• _What is required_:
Reproduce all of the data that follows, character for character.

• _Records_:
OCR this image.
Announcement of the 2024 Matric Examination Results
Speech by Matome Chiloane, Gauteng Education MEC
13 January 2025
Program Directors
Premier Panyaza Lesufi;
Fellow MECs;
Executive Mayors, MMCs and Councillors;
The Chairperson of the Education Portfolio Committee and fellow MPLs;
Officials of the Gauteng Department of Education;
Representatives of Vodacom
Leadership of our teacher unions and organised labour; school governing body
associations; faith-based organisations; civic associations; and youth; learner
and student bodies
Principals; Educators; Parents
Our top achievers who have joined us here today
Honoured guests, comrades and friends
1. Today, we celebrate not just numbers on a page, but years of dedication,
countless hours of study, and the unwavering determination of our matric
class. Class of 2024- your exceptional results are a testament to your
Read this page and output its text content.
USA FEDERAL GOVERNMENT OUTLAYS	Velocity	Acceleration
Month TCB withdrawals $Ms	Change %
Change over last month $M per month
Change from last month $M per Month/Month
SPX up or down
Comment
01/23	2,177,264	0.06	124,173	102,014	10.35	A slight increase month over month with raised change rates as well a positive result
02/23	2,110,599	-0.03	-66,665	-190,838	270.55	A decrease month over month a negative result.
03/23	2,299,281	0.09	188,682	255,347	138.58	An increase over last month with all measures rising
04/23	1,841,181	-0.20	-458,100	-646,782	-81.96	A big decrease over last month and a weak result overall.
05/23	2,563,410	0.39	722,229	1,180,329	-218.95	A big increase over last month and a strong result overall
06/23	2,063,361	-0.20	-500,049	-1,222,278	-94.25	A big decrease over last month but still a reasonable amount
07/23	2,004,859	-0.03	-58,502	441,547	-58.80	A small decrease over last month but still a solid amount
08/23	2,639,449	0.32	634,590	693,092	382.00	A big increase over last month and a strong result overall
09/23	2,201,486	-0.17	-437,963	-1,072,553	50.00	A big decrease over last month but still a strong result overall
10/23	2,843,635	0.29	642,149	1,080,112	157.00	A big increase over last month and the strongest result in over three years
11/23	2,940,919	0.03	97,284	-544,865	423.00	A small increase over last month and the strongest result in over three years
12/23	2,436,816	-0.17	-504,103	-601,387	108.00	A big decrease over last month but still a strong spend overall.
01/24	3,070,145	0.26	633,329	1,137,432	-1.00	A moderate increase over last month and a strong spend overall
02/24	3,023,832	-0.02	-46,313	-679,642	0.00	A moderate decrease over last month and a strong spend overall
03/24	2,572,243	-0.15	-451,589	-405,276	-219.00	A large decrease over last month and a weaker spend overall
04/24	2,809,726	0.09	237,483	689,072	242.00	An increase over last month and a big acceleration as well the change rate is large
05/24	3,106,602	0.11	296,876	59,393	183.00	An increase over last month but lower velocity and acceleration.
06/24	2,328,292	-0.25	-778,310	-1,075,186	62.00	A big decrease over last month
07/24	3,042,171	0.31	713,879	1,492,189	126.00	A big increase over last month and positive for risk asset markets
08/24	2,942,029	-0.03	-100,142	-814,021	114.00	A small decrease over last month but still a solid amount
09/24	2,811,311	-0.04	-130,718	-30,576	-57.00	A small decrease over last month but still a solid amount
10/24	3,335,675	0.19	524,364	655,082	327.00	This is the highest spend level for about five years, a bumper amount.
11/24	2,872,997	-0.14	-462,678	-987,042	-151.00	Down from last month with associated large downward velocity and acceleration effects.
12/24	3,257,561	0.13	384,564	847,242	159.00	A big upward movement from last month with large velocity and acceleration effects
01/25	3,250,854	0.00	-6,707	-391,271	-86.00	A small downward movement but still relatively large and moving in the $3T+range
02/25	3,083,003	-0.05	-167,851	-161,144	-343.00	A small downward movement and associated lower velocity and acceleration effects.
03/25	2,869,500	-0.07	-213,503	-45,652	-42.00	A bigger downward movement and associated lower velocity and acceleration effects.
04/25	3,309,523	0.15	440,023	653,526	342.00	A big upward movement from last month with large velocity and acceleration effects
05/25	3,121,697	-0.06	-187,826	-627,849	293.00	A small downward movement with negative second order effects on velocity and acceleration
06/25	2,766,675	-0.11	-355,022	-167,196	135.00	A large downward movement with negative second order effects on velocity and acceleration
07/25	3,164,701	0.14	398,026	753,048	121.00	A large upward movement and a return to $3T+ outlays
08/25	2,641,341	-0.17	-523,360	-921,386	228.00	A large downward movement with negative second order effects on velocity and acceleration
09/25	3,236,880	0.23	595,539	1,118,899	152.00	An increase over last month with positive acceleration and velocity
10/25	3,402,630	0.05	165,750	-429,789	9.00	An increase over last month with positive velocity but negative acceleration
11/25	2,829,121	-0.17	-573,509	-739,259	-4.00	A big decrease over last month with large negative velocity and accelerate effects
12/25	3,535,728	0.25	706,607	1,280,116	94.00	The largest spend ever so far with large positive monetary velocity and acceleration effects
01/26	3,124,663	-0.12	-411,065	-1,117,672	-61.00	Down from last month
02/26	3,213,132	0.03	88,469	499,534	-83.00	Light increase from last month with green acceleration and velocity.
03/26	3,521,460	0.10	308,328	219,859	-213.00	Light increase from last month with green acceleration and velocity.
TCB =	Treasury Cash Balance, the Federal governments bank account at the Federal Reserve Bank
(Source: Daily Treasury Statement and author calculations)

• _The response_:
OCR this image.
Announcement of the 2024 Matric Examination Results
Speech by Matome Chiloane, Gauteng Education MEC
13 January 2025
Program Directors
Premier Panyaza Lesufi;
Fellow MECs;
Executive Mayors, MMCs and Councillors;
The Chairperson of the Education Portfolio Committee and fellow MPLs;
Officials of the Gauteng Department of Education;
Representatives of Vodacom
Leadership of our teacher unions and organised labour; school governing body
associations; faith-based organisations; civic associations; and youth; learner
and student bodies
Principals; Educators; Parents
Our top achievers who have joined us here today
Honoured guests, comrades and friends
1. Today, we celebrate not just numbers on a page, but years of dedication,
countless hours of study, and the unwavering determination of our matric
class. Class of 2024- your exceptional results are a testament to your
Read this page and output its text content.
USA FEDERAL GOVERNMENT OUTLAYS	Velocity	Acceleration
Month TCB withdrawals $Ms	Change %
Change over last month $M per month
Change from last month $M per Month/Month
SPX up or down
Comment
01/23	2,177,264	0.06	124,173	102,014	10.35	A slight increase month over month with raised change rates as well a positive result
02/23	2,110,599	-0.03	-66,665	-190,838	270.55	A decrease month over month a negative result.
03/23	2,299,281	0.09	188,682	255,347	138.58	An increase over last month with all measures rising
04/23	1,841,181	-0.20	-458,100	-646,782	-81.96	A big decrease over last month and a weak result overall.
05/23	2,563,410	0.39	722,229	1,180,329	-218.95	A big increase over last month and a strong result overall
06/23	2,063,361	-0.20	-500,049	-1,222,278	-94.25	A big decrease over last month but still a reasonable amount
07/23	2,004,859	-0.03	-58,502	441,547	-58.80	A small decrease over last month but still a solid amount
08/23	2,639,449	0.32	634,590	693,092	382.00	A big increase over last month and a strong result overall
09/23	2,201,486	-0.17	-437,963	-1,072,553	50.00	A big decrease over last month but still a strong result overall
10/23	2,843,635	0.29	642,149	1,080,112	157.00	A big increase over last month and the strongest result in over three years
11/23	2,940,919	0.03	97,284	-544,865	423.00	A small increase over last month and the strongest result in over three years
12/23	2,436,816	-0.17	-504,103	-601,387	108.00	A big decrease over last month but still a strong spend overall.
01/24	3,070,145	0.26	633,329	1,137,432	-1.00	A moderate increase over last month and a strong spend overall
02/24	3,023,832	-0.02	-46,313	-679,642	0.00	A moderate decrease over last month and a strong spend overall
03/24	2,572,243	-0.15	-451,589	-405,276	-219.00	A large decrease over last month and a weaker spend overall
04/24	2,809,726	0.09	237,483	689,072	242.00	An increase over last month and a big acceleration as well the change rate is large
05/24	3,106,602	0.11	296,876	59,393	183.00	An increase over last month but lower velocity and acceleration.
06/24	2,328,292	-0.25	-778,310	-1,075,186	62.00	A big decrease over last month
07/24	3,042,171	0.31	713,879	1,492,189	126.00	A big increase over last month and positive for risk asset markets
08/24	2,942,029	-0.03	-100,142	-814,021	114.00	A small decrease over last month but still a solid amount
09/24	2,811,311	-0.04	-130,718	-30,576	-57.00	A small decrease over last month but still a solid amount
10/24	3,335,675	0.19	524,364	655,082	327.00	This is the highest spend level for about five years, a bumper amount.
11/24	2,872,997	-0.14	-462,678	-987,042	-151.00	Down from last month with associated large downward velocity and acceleration effects.
12/24	3,257,561	0.13	384,564	847,242	159.00	A big upward movement from last month with large velocity and acceleration effects
01/25	3,250,854	0.00	-6,707	-391,271	-86.00	A small downward movement but still relatively large and moving in the $3T+range
02/25	3,083,003	-0.05	-167,851	-161,144	-343.00	A small downward movement and associated lower velocity and acceleration effects.
03/25	2,869,500	-0.07	-213,503	-45,652	-42.00	A bigger downward movement and associated lower velocity and acceleration effects.
04/25	3,309,523	0.15	440,023	653,526	342.00	A big upward movement from last month with large velocity and acceleration effects
05/25	3,121,697	-0.06	-187,826	-627,849	293.00	A small downward movement with negative second order effects on velocity and acceleration
06/25	2,766,675	-0.11	-355,022	-167,196	135.00	A large downward movement with negative second order effects on velocity and acceleration
07/25	3,164,701	0.14	398,026	753,048	121.00	A large upward movement and a return to $3T+ outlays
08/25	2,641,341	-0.17	-523,360	-921,386	228.00	A large downward movement with negative second order effects on velocity and acceleration
09/25	3,236,880	0.23	595,539	1,118,899	152.00	An increase over last month with positive acceleration and velocity
10/25	3,402,630	0.05	165,750	-429,789	9.00	An increase over last month with positive velocity but negative acceleration
11/25	2,829,121	-0.17	-573,509	-739,259	-4.00	A big decrease over last month with large negative velocity and accelerate effects
12/25	3,535,728	0.25	706,607	1,280,116	94.00	The largest spend ever so far with large positive monetary velocity and acceleration effects
01/26	3,124,663	-0.12	-411,065	-1,117,672	-61.00	Down from last month
02/26	3,213,132	0.03	88,469	499,534	-83.00	Light increase from last month with green acceleration and velocity.
03/26	3,521,460	0.10	308,328	219,859	-213.00	Light increase from last month with green acceleration and velocity.
TCB =	Treasury Cash Balance, the Federal governments bank account at the Federal Reserve Bank
(Source: Daily Treasury Statement and author calculations)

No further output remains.